◆ What you need to do ◆
Retype every one of the following entries line for line, leaving each character unchanged.

◆ Given information ◆
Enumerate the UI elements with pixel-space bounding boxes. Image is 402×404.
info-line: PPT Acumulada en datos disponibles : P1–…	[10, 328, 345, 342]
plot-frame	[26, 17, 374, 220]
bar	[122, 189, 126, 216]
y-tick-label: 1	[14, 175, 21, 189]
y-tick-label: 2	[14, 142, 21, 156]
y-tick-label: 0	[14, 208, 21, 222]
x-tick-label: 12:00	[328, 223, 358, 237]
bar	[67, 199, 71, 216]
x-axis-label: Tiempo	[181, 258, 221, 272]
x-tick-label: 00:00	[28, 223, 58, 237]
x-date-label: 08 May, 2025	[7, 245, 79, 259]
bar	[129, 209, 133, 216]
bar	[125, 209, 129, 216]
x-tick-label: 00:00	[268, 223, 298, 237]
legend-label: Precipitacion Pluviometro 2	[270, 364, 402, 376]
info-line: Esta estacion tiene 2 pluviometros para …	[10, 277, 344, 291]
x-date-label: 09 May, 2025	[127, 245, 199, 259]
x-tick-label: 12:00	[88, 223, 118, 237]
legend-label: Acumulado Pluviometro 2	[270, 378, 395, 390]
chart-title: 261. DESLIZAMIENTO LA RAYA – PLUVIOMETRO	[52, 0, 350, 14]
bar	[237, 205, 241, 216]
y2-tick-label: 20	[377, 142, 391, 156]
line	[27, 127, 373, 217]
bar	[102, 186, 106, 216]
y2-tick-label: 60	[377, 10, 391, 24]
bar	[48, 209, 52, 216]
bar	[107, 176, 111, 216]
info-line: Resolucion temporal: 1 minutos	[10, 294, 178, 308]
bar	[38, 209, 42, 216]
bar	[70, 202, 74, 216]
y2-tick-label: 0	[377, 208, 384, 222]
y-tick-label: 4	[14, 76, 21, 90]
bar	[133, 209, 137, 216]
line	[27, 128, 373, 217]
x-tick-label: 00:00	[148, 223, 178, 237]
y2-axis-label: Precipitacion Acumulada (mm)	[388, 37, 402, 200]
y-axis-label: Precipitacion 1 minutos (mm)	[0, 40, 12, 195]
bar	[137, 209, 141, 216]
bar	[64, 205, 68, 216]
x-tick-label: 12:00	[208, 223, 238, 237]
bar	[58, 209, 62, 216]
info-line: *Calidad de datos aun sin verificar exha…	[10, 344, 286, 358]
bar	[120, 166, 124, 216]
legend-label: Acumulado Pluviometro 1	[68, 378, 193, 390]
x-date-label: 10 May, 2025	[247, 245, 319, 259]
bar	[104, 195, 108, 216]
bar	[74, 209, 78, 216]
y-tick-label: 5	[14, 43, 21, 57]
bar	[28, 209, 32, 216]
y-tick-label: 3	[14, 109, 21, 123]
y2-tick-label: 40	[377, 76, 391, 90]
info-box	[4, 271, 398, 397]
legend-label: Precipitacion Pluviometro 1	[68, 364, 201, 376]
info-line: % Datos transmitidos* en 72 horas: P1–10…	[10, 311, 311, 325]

◆ Response ◆
Enumerate the UI elements with pixel-space bounding boxes. Image is 402×404.
info-line: PPT Acumulada en datos disponibles : P1–…	[10, 328, 345, 342]
plot-frame	[26, 17, 374, 220]
bar	[122, 189, 126, 216]
y-tick-label: 1	[14, 175, 21, 189]
y-tick-label: 2	[14, 142, 21, 156]
y-tick-label: 0	[14, 208, 21, 222]
x-tick-label: 12:00	[328, 223, 358, 237]
bar	[67, 199, 71, 216]
x-axis-label: Tiempo	[181, 258, 221, 272]
x-tick-label: 00:00	[28, 223, 58, 237]
x-date-label: 08 May, 2025	[7, 245, 79, 259]
bar	[129, 209, 133, 216]
bar	[125, 209, 129, 216]
x-tick-label: 00:00	[268, 223, 298, 237]
legend-label: Precipitacion Pluviometro 2	[270, 364, 402, 376]
info-line: Esta estacion tiene 2 pluviometros para …	[10, 277, 344, 291]
x-date-label: 09 May, 2025	[127, 245, 199, 259]
x-tick-label: 12:00	[88, 223, 118, 237]
legend-label: Acumulado Pluviometro 2	[270, 378, 395, 390]
chart-title: 261. DESLIZAMIENTO LA RAYA – PLUVIOMETRO	[52, 0, 350, 14]
bar	[237, 205, 241, 216]
y2-tick-label: 20	[377, 142, 391, 156]
line	[27, 127, 373, 217]
bar	[102, 186, 106, 216]
y2-tick-label: 60	[377, 10, 391, 24]
bar	[48, 209, 52, 216]
bar	[107, 176, 111, 216]
info-line: Resolucion temporal: 1 minutos	[10, 294, 178, 308]
bar	[38, 209, 42, 216]
bar	[70, 202, 74, 216]
y2-tick-label: 0	[377, 208, 384, 222]
y-tick-label: 4	[14, 76, 21, 90]
bar	[133, 209, 137, 216]
line	[27, 128, 373, 217]
x-tick-label: 00:00	[148, 223, 178, 237]
y2-axis-label: Precipitacion Acumulada (mm)	[388, 37, 402, 200]
y-axis-label: Precipitacion 1 minutos (mm)	[0, 40, 12, 195]
bar	[137, 209, 141, 216]
bar	[64, 205, 68, 216]
x-tick-label: 12:00	[208, 223, 238, 237]
bar	[58, 209, 62, 216]
info-line: *Calidad de datos aun sin verificar exha…	[10, 344, 286, 358]
bar	[120, 166, 124, 216]
legend-label: Acumulado Pluviometro 1	[68, 378, 193, 390]
x-date-label: 10 May, 2025	[247, 245, 319, 259]
bar	[104, 195, 108, 216]
bar	[74, 209, 78, 216]
y-tick-label: 5	[14, 43, 21, 57]
bar	[28, 209, 32, 216]
y-tick-label: 3	[14, 109, 21, 123]
y2-tick-label: 40	[377, 76, 391, 90]
info-box	[4, 271, 398, 397]
legend-label: Precipitacion Pluviometro 1	[68, 364, 201, 376]
info-line: % Datos transmitidos* en 72 horas: P1–10…	[10, 311, 311, 325]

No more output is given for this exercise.